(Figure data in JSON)
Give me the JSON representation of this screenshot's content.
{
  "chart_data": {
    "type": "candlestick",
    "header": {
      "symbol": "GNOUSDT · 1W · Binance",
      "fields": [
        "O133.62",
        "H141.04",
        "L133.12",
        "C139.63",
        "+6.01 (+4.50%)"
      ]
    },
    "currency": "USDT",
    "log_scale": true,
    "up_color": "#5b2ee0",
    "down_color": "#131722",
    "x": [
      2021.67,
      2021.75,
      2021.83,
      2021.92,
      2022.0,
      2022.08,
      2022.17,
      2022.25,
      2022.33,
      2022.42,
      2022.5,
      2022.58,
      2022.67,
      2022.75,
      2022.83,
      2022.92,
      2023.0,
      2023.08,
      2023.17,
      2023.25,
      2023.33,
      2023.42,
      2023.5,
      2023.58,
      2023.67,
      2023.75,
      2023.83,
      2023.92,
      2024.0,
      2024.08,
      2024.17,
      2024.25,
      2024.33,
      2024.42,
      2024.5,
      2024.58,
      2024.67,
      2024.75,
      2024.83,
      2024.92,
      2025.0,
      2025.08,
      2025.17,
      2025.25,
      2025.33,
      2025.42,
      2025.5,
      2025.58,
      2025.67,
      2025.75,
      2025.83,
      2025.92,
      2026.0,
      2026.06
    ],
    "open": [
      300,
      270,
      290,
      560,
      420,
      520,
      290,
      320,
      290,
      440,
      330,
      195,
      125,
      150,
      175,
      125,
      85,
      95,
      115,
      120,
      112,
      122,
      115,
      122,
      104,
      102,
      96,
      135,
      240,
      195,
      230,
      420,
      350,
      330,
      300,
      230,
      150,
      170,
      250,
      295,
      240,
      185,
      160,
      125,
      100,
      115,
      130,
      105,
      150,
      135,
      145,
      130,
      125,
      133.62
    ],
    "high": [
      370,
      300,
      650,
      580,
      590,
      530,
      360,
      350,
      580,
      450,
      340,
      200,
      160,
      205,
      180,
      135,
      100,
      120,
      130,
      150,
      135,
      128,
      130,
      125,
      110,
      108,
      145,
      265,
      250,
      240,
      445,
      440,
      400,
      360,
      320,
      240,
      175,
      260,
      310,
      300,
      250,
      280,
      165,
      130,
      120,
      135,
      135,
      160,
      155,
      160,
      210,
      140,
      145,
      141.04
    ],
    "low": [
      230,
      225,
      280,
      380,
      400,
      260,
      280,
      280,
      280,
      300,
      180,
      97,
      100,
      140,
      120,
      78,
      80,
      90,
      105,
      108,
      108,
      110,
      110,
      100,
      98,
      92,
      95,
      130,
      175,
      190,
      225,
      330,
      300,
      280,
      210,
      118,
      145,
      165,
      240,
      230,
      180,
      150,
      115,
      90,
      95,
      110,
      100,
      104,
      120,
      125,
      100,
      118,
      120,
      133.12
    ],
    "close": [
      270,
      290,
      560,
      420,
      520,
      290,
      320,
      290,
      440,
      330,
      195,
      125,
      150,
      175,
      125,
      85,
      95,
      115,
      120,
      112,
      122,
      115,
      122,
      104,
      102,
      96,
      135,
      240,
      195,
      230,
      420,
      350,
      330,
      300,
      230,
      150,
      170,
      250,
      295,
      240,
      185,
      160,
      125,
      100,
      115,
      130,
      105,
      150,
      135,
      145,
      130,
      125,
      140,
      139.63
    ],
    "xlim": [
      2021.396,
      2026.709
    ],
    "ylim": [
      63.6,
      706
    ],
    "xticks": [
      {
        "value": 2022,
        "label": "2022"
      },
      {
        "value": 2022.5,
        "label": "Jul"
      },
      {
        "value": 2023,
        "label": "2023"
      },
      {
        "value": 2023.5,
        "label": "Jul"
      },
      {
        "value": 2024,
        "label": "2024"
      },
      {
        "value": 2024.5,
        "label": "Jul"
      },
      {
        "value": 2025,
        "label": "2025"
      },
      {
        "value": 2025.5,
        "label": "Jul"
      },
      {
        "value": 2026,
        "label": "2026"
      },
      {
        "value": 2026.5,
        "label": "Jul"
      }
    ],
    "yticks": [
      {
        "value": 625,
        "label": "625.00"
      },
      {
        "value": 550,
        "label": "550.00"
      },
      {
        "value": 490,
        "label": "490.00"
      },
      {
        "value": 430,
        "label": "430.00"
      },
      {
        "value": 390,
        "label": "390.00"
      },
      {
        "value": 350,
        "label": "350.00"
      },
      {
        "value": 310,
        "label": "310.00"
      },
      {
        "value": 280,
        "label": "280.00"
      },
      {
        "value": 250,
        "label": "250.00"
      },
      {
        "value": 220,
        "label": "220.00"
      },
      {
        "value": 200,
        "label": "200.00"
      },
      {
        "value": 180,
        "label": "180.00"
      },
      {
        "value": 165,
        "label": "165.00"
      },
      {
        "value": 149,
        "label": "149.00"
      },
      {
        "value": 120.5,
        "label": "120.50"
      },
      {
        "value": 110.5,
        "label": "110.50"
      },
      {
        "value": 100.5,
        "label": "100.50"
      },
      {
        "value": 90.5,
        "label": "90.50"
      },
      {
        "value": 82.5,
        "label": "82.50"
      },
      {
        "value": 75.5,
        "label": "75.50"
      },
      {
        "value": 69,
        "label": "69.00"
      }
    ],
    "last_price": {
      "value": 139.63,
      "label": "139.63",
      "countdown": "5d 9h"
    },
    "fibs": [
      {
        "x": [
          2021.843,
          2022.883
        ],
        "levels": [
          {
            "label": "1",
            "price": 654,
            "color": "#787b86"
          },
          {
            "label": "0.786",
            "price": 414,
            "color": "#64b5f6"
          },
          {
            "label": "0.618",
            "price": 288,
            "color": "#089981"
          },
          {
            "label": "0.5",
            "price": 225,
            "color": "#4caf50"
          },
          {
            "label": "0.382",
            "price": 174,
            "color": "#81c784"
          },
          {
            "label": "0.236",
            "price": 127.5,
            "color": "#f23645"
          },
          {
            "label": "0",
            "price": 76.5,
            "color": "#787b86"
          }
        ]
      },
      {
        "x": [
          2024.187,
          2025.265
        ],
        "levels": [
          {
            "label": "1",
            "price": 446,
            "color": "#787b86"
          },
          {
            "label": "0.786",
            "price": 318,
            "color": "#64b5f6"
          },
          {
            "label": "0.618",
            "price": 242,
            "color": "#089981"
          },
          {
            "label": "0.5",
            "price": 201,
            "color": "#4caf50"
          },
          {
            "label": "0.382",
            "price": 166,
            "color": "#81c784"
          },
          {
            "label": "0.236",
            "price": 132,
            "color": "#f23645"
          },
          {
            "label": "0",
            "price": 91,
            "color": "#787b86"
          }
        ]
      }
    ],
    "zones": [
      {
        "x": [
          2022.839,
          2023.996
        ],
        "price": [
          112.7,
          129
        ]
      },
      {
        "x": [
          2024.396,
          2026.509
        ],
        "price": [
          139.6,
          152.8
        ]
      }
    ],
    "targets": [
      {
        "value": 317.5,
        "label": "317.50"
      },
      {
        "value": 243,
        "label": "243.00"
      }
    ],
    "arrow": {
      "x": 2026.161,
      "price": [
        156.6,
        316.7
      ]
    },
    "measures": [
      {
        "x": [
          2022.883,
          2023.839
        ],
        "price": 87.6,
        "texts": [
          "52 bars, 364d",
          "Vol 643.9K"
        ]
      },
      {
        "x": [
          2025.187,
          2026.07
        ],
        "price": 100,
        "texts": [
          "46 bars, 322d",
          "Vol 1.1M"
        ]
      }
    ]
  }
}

* TASK TO COMPLETE
Restate each entry exactly, skipping none.

* RESULT OF THIS TASK
Give me the JSON representation of this screenshot's content.
{
  "chart_data": {
    "type": "candlestick",
    "header": {
      "symbol": "GNOUSDT · 1W · Binance",
      "fields": [
        "O133.62",
        "H141.04",
        "L133.12",
        "C139.63",
        "+6.01 (+4.50%)"
      ]
    },
    "currency": "USDT",
    "log_scale": true,
    "up_color": "#5b2ee0",
    "down_color": "#131722",
    "x": [
      2021.67,
      2021.75,
      2021.83,
      2021.92,
      2022.0,
      2022.08,
      2022.17,
      2022.25,
      2022.33,
      2022.42,
      2022.5,
      2022.58,
      2022.67,
      2022.75,
      2022.83,
      2022.92,
      2023.0,
      2023.08,
      2023.17,
      2023.25,
      2023.33,
      2023.42,
      2023.5,
      2023.58,
      2023.67,
      2023.75,
      2023.83,
      2023.92,
      2024.0,
      2024.08,
      2024.17,
      2024.25,
      2024.33,
      2024.42,
      2024.5,
      2024.58,
      2024.67,
      2024.75,
      2024.83,
      2024.92,
      2025.0,
      2025.08,
      2025.17,
      2025.25,
      2025.33,
      2025.42,
      2025.5,
      2025.58,
      2025.67,
      2025.75,
      2025.83,
      2025.92,
      2026.0,
      2026.06
    ],
    "open": [
      300,
      270,
      290,
      560,
      420,
      520,
      290,
      320,
      290,
      440,
      330,
      195,
      125,
      150,
      175,
      125,
      85,
      95,
      115,
      120,
      112,
      122,
      115,
      122,
      104,
      102,
      96,
      135,
      240,
      195,
      230,
      420,
      350,
      330,
      300,
      230,
      150,
      170,
      250,
      295,
      240,
      185,
      160,
      125,
      100,
      115,
      130,
      105,
      150,
      135,
      145,
      130,
      125,
      133.62
    ],
    "high": [
      370,
      300,
      650,
      580,
      590,
      530,
      360,
      350,
      580,
      450,
      340,
      200,
      160,
      205,
      180,
      135,
      100,
      120,
      130,
      150,
      135,
      128,
      130,
      125,
      110,
      108,
      145,
      265,
      250,
      240,
      445,
      440,
      400,
      360,
      320,
      240,
      175,
      260,
      310,
      300,
      250,
      280,
      165,
      130,
      120,
      135,
      135,
      160,
      155,
      160,
      210,
      140,
      145,
      141.04
    ],
    "low": [
      230,
      225,
      280,
      380,
      400,
      260,
      280,
      280,
      280,
      300,
      180,
      97,
      100,
      140,
      120,
      78,
      80,
      90,
      105,
      108,
      108,
      110,
      110,
      100,
      98,
      92,
      95,
      130,
      175,
      190,
      225,
      330,
      300,
      280,
      210,
      118,
      145,
      165,
      240,
      230,
      180,
      150,
      115,
      90,
      95,
      110,
      100,
      104,
      120,
      125,
      100,
      118,
      120,
      133.12
    ],
    "close": [
      270,
      290,
      560,
      420,
      520,
      290,
      320,
      290,
      440,
      330,
      195,
      125,
      150,
      175,
      125,
      85,
      95,
      115,
      120,
      112,
      122,
      115,
      122,
      104,
      102,
      96,
      135,
      240,
      195,
      230,
      420,
      350,
      330,
      300,
      230,
      150,
      170,
      250,
      295,
      240,
      185,
      160,
      125,
      100,
      115,
      130,
      105,
      150,
      135,
      145,
      130,
      125,
      140,
      139.63
    ],
    "xlim": [
      2021.396,
      2026.709
    ],
    "ylim": [
      63.6,
      706
    ],
    "xticks": [
      {
        "value": 2022,
        "label": "2022"
      },
      {
        "value": 2022.5,
        "label": "Jul"
      },
      {
        "value": 2023,
        "label": "2023"
      },
      {
        "value": 2023.5,
        "label": "Jul"
      },
      {
        "value": 2024,
        "label": "2024"
      },
      {
        "value": 2024.5,
        "label": "Jul"
      },
      {
        "value": 2025,
        "label": "2025"
      },
      {
        "value": 2025.5,
        "label": "Jul"
      },
      {
        "value": 2026,
        "label": "2026"
      },
      {
        "value": 2026.5,
        "label": "Jul"
      }
    ],
    "yticks": [
      {
        "value": 625,
        "label": "625.00"
      },
      {
        "value": 550,
        "label": "550.00"
      },
      {
        "value": 490,
        "label": "490.00"
      },
      {
        "value": 430,
        "label": "430.00"
      },
      {
        "value": 390,
        "label": "390.00"
      },
      {
        "value": 350,
        "label": "350.00"
      },
      {
        "value": 310,
        "label": "310.00"
      },
      {
        "value": 280,
        "label": "280.00"
      },
      {
        "value": 250,
        "label": "250.00"
      },
      {
        "value": 220,
        "label": "220.00"
      },
      {
        "value": 200,
        "label": "200.00"
      },
      {
        "value": 180,
        "label": "180.00"
      },
      {
        "value": 165,
        "label": "165.00"
      },
      {
        "value": 149,
        "label": "149.00"
      },
      {
        "value": 120.5,
        "label": "120.50"
      },
      {
        "value": 110.5,
        "label": "110.50"
      },
      {
        "value": 100.5,
        "label": "100.50"
      },
      {
        "value": 90.5,
        "label": "90.50"
      },
      {
        "value": 82.5,
        "label": "82.50"
      },
      {
        "value": 75.5,
        "label": "75.50"
      },
      {
        "value": 69,
        "label": "69.00"
      }
    ],
    "last_price": {
      "value": 139.63,
      "label": "139.63",
      "countdown": "5d 9h"
    },
    "fibs": [
      {
        "x": [
          2021.843,
          2022.883
        ],
        "levels": [
          {
            "label": "1",
            "price": 654,
            "color": "#787b86"
          },
          {
            "label": "0.786",
            "price": 414,
            "color": "#64b5f6"
          },
          {
            "label": "0.618",
            "price": 288,
            "color": "#089981"
          },
          {
            "label": "0.5",
            "price": 225,
            "color": "#4caf50"
          },
          {
            "label": "0.382",
            "price": 174,
            "color": "#81c784"
          },
          {
            "label": "0.236",
            "price": 127.5,
            "color": "#f23645"
          },
          {
            "label": "0",
            "price": 76.5,
            "color": "#787b86"
          }
        ]
      },
      {
        "x": [
          2024.187,
          2025.265
        ],
        "levels": [
          {
            "label": "1",
            "price": 446,
            "color": "#787b86"
          },
          {
            "label": "0.786",
            "price": 318,
            "color": "#64b5f6"
          },
          {
            "label": "0.618",
            "price": 242,
            "color": "#089981"
          },
          {
            "label": "0.5",
            "price": 201,
            "color": "#4caf50"
          },
          {
            "label": "0.382",
            "price": 166,
            "color": "#81c784"
          },
          {
            "label": "0.236",
            "price": 132,
            "color": "#f23645"
          },
          {
            "label": "0",
            "price": 91,
            "color": "#787b86"
          }
        ]
      }
    ],
    "zones": [
      {
        "x": [
          2022.839,
          2023.996
        ],
        "price": [
          112.7,
          129
        ]
      },
      {
        "x": [
          2024.396,
          2026.509
        ],
        "price": [
          139.6,
          152.8
        ]
      }
    ],
    "targets": [
      {
        "value": 317.5,
        "label": "317.50"
      },
      {
        "value": 243,
        "label": "243.00"
      }
    ],
    "arrow": {
      "x": 2026.161,
      "price": [
        156.6,
        316.7
      ]
    },
    "measures": [
      {
        "x": [
          2022.883,
          2023.839
        ],
        "price": 87.6,
        "texts": [
          "52 bars, 364d",
          "Vol 643.9K"
        ]
      },
      {
        "x": [
          2025.187,
          2026.07
        ],
        "price": 100,
        "texts": [
          "46 bars, 322d",
          "Vol 1.1M"
        ]
      }
    ]
  }
}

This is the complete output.